■ **Exercise instructions**
Print all entries precisely as they are written.

== Supplied entries ==

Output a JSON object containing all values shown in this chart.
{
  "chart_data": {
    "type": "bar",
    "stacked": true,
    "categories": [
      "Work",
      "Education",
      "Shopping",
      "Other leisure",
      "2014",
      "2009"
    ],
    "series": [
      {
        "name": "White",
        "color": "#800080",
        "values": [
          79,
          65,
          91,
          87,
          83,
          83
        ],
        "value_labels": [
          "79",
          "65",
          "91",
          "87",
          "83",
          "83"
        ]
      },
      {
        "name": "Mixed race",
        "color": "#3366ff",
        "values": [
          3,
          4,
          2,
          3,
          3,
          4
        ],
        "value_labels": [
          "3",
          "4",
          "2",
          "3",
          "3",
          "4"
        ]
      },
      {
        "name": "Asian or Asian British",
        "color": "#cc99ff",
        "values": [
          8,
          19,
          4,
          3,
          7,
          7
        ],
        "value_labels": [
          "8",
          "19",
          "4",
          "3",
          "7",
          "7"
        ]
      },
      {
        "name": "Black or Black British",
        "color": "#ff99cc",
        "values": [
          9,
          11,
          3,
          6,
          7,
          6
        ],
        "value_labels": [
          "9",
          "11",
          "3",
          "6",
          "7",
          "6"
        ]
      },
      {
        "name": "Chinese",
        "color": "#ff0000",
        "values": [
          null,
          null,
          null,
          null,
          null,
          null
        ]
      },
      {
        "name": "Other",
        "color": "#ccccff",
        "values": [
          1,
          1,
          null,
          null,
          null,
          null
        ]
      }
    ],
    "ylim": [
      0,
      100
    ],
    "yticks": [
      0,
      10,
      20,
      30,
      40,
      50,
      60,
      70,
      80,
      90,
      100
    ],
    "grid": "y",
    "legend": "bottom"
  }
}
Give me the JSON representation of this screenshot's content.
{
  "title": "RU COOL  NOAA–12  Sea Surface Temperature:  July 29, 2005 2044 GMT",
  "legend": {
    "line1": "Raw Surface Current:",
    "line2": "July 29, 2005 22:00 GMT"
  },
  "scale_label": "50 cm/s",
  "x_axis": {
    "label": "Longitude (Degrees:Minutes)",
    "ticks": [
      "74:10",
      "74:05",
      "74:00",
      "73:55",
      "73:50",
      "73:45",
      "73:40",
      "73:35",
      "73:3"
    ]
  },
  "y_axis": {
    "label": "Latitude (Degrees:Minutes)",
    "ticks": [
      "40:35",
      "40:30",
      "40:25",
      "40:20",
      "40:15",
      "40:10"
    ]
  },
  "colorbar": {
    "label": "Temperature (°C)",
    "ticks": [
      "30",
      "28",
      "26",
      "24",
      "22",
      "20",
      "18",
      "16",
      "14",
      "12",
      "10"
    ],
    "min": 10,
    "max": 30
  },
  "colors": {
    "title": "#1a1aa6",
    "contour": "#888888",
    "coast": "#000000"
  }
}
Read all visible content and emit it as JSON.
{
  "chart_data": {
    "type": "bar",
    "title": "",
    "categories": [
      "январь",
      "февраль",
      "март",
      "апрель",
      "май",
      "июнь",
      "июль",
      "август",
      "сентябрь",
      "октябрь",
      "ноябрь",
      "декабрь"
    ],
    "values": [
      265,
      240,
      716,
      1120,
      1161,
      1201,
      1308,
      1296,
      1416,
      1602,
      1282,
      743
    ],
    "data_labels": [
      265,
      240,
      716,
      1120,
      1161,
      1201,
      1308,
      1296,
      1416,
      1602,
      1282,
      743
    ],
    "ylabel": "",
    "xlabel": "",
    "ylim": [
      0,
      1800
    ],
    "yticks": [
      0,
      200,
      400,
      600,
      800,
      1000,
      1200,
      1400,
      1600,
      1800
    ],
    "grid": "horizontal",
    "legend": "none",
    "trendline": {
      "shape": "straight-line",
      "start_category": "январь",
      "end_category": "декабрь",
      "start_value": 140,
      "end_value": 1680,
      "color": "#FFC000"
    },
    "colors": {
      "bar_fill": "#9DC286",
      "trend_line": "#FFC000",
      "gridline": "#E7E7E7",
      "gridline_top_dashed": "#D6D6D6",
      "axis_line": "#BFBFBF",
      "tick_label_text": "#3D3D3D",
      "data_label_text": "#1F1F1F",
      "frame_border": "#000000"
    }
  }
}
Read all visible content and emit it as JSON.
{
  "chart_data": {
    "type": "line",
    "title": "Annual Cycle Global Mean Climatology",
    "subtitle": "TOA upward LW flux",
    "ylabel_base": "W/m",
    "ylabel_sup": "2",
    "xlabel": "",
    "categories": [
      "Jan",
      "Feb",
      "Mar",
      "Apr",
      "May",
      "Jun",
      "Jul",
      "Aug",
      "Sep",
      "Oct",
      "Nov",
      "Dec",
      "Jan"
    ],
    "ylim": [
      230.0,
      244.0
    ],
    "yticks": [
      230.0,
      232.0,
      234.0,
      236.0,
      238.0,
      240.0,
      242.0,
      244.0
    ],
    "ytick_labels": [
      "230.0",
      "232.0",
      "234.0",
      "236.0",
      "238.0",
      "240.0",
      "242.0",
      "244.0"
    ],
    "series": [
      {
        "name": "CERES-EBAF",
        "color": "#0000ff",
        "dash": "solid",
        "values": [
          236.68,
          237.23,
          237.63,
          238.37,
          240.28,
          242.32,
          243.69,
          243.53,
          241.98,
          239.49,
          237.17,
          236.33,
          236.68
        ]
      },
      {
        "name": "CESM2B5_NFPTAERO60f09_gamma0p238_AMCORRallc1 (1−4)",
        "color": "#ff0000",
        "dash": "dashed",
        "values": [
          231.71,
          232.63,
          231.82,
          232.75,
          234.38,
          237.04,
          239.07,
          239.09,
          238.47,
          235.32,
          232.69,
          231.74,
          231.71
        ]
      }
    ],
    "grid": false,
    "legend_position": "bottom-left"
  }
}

===

■ **Complete output**
Output a JSON object containing all values shown in this chart.
{
  "chart_data": {
    "type": "bar",
    "stacked": true,
    "categories": [
      "Work",
      "Education",
      "Shopping",
      "Other leisure",
      "2014",
      "2009"
    ],
    "series": [
      {
        "name": "White",
        "color": "#800080",
        "values": [
          79,
          65,
          91,
          87,
          83,
          83
        ],
        "value_labels": [
          "79",
          "65",
          "91",
          "87",
          "83",
          "83"
        ]
      },
      {
        "name": "Mixed race",
        "color": "#3366ff",
        "values": [
          3,
          4,
          2,
          3,
          3,
          4
        ],
        "value_labels": [
          "3",
          "4",
          "2",
          "3",
          "3",
          "4"
        ]
      },
      {
        "name": "Asian or Asian British",
        "color": "#cc99ff",
        "values": [
          8,
          19,
          4,
          3,
          7,
          7
        ],
        "value_labels": [
          "8",
          "19",
          "4",
          "3",
          "7",
          "7"
        ]
      },
      {
        "name": "Black or Black British",
        "color": "#ff99cc",
        "values": [
          9,
          11,
          3,
          6,
          7,
          6
        ],
        "value_labels": [
          "9",
          "11",
          "3",
          "6",
          "7",
          "6"
        ]
      },
      {
        "name": "Chinese",
        "color": "#ff0000",
        "values": [
          null,
          null,
          null,
          null,
          null,
          null
        ]
      },
      {
        "name": "Other",
        "color": "#ccccff",
        "values": [
          1,
          1,
          null,
          null,
          null,
          null
        ]
      }
    ],
    "ylim": [
      0,
      100
    ],
    "yticks": [
      0,
      10,
      20,
      30,
      40,
      50,
      60,
      70,
      80,
      90,
      100
    ],
    "grid": "y",
    "legend": "bottom"
  }
}
Give me the JSON representation of this screenshot's content.
{
  "title": "RU COOL  NOAA–12  Sea Surface Temperature:  July 29, 2005 2044 GMT",
  "legend": {
    "line1": "Raw Surface Current:",
    "line2": "July 29, 2005 22:00 GMT"
  },
  "scale_label": "50 cm/s",
  "x_axis": {
    "label": "Longitude (Degrees:Minutes)",
    "ticks": [
      "74:10",
      "74:05",
      "74:00",
      "73:55",
      "73:50",
      "73:45",
      "73:40",
      "73:35",
      "73:3"
    ]
  },
  "y_axis": {
    "label": "Latitude (Degrees:Minutes)",
    "ticks": [
      "40:35",
      "40:30",
      "40:25",
      "40:20",
      "40:15",
      "40:10"
    ]
  },
  "colorbar": {
    "label": "Temperature (°C)",
    "ticks": [
      "30",
      "28",
      "26",
      "24",
      "22",
      "20",
      "18",
      "16",
      "14",
      "12",
      "10"
    ],
    "min": 10,
    "max": 30
  },
  "colors": {
    "title": "#1a1aa6",
    "contour": "#888888",
    "coast": "#000000"
  }
}
Read all visible content and emit it as JSON.
{
  "chart_data": {
    "type": "bar",
    "title": "",
    "categories": [
      "январь",
      "февраль",
      "март",
      "апрель",
      "май",
      "июнь",
      "июль",
      "август",
      "сентябрь",
      "октябрь",
      "ноябрь",
      "декабрь"
    ],
    "values": [
      265,
      240,
      716,
      1120,
      1161,
      1201,
      1308,
      1296,
      1416,
      1602,
      1282,
      743
    ],
    "data_labels": [
      265,
      240,
      716,
      1120,
      1161,
      1201,
      1308,
      1296,
      1416,
      1602,
      1282,
      743
    ],
    "ylabel": "",
    "xlabel": "",
    "ylim": [
      0,
      1800
    ],
    "yticks": [
      0,
      200,
      400,
      600,
      800,
      1000,
      1200,
      1400,
      1600,
      1800
    ],
    "grid": "horizontal",
    "legend": "none",
    "trendline": {
      "shape": "straight-line",
      "start_category": "январь",
      "end_category": "декабрь",
      "start_value": 140,
      "end_value": 1680,
      "color": "#FFC000"
    },
    "colors": {
      "bar_fill": "#9DC286",
      "trend_line": "#FFC000",
      "gridline": "#E7E7E7",
      "gridline_top_dashed": "#D6D6D6",
      "axis_line": "#BFBFBF",
      "tick_label_text": "#3D3D3D",
      "data_label_text": "#1F1F1F",
      "frame_border": "#000000"
    }
  }
}
Read all visible content and emit it as JSON.
{
  "chart_data": {
    "type": "line",
    "title": "Annual Cycle Global Mean Climatology",
    "subtitle": "TOA upward LW flux",
    "ylabel_base": "W/m",
    "ylabel_sup": "2",
    "xlabel": "",
    "categories": [
      "Jan",
      "Feb",
      "Mar",
      "Apr",
      "May",
      "Jun",
      "Jul",
      "Aug",
      "Sep",
      "Oct",
      "Nov",
      "Dec",
      "Jan"
    ],
    "ylim": [
      230.0,
      244.0
    ],
    "yticks": [
      230.0,
      232.0,
      234.0,
      236.0,
      238.0,
      240.0,
      242.0,
      244.0
    ],
    "ytick_labels": [
      "230.0",
      "232.0",
      "234.0",
      "236.0",
      "238.0",
      "240.0",
      "242.0",
      "244.0"
    ],
    "series": [
      {
        "name": "CERES-EBAF",
        "color": "#0000ff",
        "dash": "solid",
        "values": [
          236.68,
          237.23,
          237.63,
          238.37,
          240.28,
          242.32,
          243.69,
          243.53,
          241.98,
          239.49,
          237.17,
          236.33,
          236.68
        ]
      },
      {
        "name": "CESM2B5_NFPTAERO60f09_gamma0p238_AMCORRallc1 (1−4)",
        "color": "#ff0000",
        "dash": "dashed",
        "values": [
          231.71,
          232.63,
          231.82,
          232.75,
          234.38,
          237.04,
          239.07,
          239.09,
          238.47,
          235.32,
          232.69,
          231.74,
          231.71
        ]
      }
    ],
    "grid": false,
    "legend_position": "bottom-left"
  }
}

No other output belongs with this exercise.